Requirement
Check each line of the material below for "бастайааннай", then copy the ones that contain it.

Extracted information
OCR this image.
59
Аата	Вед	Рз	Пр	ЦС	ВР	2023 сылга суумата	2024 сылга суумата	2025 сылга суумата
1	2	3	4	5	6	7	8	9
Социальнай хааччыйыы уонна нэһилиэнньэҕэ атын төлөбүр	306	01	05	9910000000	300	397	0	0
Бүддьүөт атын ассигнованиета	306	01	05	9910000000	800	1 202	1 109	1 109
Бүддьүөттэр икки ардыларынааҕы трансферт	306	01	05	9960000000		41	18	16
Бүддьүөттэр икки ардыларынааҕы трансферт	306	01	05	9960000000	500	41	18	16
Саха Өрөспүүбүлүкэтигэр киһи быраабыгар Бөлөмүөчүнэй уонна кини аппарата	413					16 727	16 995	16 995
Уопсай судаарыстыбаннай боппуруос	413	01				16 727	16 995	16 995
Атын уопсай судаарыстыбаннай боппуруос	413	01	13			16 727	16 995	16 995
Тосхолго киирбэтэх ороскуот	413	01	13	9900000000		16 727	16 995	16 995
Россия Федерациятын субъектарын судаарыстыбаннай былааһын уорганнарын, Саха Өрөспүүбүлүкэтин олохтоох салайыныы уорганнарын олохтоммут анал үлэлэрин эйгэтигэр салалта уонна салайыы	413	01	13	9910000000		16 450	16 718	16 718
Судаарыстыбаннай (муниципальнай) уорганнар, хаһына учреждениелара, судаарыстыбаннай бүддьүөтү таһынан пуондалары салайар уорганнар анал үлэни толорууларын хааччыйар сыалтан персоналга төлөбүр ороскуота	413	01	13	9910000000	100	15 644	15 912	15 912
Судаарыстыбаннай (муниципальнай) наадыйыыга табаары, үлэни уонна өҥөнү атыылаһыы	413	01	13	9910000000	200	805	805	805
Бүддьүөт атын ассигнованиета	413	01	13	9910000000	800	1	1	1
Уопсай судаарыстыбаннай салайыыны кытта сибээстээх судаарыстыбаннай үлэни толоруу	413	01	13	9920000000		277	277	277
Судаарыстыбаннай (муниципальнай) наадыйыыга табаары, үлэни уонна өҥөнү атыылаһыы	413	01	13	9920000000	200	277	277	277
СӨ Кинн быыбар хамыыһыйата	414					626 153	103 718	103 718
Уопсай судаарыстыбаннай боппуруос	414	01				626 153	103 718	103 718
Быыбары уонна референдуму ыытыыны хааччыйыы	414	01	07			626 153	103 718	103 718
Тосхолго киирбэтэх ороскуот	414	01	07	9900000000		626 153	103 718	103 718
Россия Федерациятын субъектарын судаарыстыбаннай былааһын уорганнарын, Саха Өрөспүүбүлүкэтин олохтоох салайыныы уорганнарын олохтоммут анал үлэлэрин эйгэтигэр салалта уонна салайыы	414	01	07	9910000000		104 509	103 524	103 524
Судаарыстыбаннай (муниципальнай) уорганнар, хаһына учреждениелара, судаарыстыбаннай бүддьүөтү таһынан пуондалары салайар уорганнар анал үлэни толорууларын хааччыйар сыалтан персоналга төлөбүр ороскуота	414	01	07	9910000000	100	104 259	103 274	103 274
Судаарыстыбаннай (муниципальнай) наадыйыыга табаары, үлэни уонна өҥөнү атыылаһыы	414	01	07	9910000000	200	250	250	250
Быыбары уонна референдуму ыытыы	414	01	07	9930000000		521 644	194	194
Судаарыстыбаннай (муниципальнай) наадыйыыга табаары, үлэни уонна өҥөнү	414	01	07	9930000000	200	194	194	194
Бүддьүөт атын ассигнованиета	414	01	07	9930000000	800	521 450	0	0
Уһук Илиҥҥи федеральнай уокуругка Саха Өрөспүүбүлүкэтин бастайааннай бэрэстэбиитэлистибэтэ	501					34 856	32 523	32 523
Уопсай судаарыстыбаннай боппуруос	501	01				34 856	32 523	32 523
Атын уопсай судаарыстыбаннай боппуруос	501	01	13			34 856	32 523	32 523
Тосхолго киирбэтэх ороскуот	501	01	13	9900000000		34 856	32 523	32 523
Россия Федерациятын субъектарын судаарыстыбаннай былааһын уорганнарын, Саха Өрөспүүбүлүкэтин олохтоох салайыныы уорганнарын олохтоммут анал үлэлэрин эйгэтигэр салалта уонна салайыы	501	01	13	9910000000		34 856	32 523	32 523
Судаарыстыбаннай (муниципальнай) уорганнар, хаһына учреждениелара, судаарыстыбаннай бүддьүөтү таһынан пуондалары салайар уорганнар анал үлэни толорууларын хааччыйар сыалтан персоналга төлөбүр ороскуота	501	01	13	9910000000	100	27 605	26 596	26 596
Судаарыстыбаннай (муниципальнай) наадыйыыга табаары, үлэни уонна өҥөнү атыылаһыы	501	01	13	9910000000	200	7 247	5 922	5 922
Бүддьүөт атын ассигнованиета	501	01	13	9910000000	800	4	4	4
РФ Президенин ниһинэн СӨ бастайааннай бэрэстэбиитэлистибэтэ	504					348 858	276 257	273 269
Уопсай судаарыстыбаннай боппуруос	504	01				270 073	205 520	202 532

Output
Уһук Илиҥҥи федеральнай уокуругка Саха Өрөспүүбүлүкэтин бастайааннай бэрэстэбиитэлистибэтэ	501					34 856	32 523	32 523
РФ Президенин ниһинэн СӨ бастайааннай бэрэстэбиитэлистибэтэ	504					348 858	276 257	273 269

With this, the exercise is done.